(Stored items)
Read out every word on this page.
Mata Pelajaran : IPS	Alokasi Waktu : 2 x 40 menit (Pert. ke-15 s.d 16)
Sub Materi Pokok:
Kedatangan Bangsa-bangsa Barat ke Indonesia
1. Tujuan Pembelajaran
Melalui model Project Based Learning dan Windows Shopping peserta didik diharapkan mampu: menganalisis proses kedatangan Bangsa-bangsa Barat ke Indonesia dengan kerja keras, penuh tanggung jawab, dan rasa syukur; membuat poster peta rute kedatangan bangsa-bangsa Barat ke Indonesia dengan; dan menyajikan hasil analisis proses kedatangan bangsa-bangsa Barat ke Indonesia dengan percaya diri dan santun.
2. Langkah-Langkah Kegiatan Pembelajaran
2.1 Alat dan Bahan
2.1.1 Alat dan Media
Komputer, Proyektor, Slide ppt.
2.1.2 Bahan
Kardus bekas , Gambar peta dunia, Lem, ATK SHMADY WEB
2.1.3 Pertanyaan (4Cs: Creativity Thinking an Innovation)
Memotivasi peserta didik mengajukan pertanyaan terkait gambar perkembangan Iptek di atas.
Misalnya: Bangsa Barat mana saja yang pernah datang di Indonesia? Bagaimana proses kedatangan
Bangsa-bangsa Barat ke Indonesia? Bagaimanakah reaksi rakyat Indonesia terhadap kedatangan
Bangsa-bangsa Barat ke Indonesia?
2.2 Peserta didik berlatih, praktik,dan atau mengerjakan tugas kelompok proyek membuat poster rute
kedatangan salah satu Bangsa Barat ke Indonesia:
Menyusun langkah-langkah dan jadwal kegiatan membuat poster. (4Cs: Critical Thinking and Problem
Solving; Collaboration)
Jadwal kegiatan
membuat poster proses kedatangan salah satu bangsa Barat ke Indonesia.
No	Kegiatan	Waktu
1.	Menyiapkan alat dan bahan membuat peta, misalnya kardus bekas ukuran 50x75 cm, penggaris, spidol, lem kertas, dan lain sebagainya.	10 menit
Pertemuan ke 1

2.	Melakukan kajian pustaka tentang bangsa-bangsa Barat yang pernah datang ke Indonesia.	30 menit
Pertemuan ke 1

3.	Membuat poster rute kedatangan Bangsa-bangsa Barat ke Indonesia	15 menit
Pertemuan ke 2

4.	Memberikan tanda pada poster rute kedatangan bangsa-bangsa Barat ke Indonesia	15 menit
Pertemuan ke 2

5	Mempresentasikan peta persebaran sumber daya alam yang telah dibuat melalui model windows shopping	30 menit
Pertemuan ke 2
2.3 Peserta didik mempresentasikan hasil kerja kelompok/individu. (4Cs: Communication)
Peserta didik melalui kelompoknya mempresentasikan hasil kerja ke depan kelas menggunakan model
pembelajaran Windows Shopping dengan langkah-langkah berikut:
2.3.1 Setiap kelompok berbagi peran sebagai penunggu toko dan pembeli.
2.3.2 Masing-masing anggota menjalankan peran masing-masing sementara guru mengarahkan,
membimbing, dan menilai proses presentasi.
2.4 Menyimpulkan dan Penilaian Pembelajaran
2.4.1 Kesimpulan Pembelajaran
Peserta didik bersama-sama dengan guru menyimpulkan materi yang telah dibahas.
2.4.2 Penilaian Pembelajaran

Exercise prompt: Reproduce every record, matching each line exactly.

Correct result:
Read out every word on this page.
Mata Pelajaran : IPS	Alokasi Waktu : 2 x 40 menit (Pert. ke-15 s.d 16)
Sub Materi Pokok:
Kedatangan Bangsa-bangsa Barat ke Indonesia
1. Tujuan Pembelajaran
Melalui model Project Based Learning dan Windows Shopping peserta didik diharapkan mampu: menganalisis proses kedatangan Bangsa-bangsa Barat ke Indonesia dengan kerja keras, penuh tanggung jawab, dan rasa syukur; membuat poster peta rute kedatangan bangsa-bangsa Barat ke Indonesia dengan; dan menyajikan hasil analisis proses kedatangan bangsa-bangsa Barat ke Indonesia dengan percaya diri dan santun.
2. Langkah-Langkah Kegiatan Pembelajaran
2.1 Alat dan Bahan
2.1.1 Alat dan Media
Komputer, Proyektor, Slide ppt.
2.1.2 Bahan
Kardus bekas , Gambar peta dunia, Lem, ATK SHMADY WEB
2.1.3 Pertanyaan (4Cs: Creativity Thinking an Innovation)
Memotivasi peserta didik mengajukan pertanyaan terkait gambar perkembangan Iptek di atas.
Misalnya: Bangsa Barat mana saja yang pernah datang di Indonesia? Bagaimana proses kedatangan
Bangsa-bangsa Barat ke Indonesia? Bagaimanakah reaksi rakyat Indonesia terhadap kedatangan
Bangsa-bangsa Barat ke Indonesia?
2.2 Peserta didik berlatih, praktik,dan atau mengerjakan tugas kelompok proyek membuat poster rute
kedatangan salah satu Bangsa Barat ke Indonesia:
Menyusun langkah-langkah dan jadwal kegiatan membuat poster. (4Cs: Critical Thinking and Problem
Solving; Collaboration)
Jadwal kegiatan
membuat poster proses kedatangan salah satu bangsa Barat ke Indonesia.
No	Kegiatan	Waktu
1.	Menyiapkan alat dan bahan membuat peta, misalnya kardus bekas ukuran 50x75 cm, penggaris, spidol, lem kertas, dan lain sebagainya.	10 menit
Pertemuan ke 1

2.	Melakukan kajian pustaka tentang bangsa-bangsa Barat yang pernah datang ke Indonesia.	30 menit
Pertemuan ke 1

3.	Membuat poster rute kedatangan Bangsa-bangsa Barat ke Indonesia	15 menit
Pertemuan ke 2

4.	Memberikan tanda pada poster rute kedatangan bangsa-bangsa Barat ke Indonesia	15 menit
Pertemuan ke 2

5	Mempresentasikan peta persebaran sumber daya alam yang telah dibuat melalui model windows shopping	30 menit
Pertemuan ke 2
2.3 Peserta didik mempresentasikan hasil kerja kelompok/individu. (4Cs: Communication)
Peserta didik melalui kelompoknya mempresentasikan hasil kerja ke depan kelas menggunakan model
pembelajaran Windows Shopping dengan langkah-langkah berikut:
2.3.1 Setiap kelompok berbagi peran sebagai penunggu toko dan pembeli.
2.3.2 Masing-masing anggota menjalankan peran masing-masing sementara guru mengarahkan,
membimbing, dan menilai proses presentasi.
2.4 Menyimpulkan dan Penilaian Pembelajaran
2.4.1 Kesimpulan Pembelajaran
Peserta didik bersama-sama dengan guru menyimpulkan materi yang telah dibahas.
2.4.2 Penilaian Pembelajaran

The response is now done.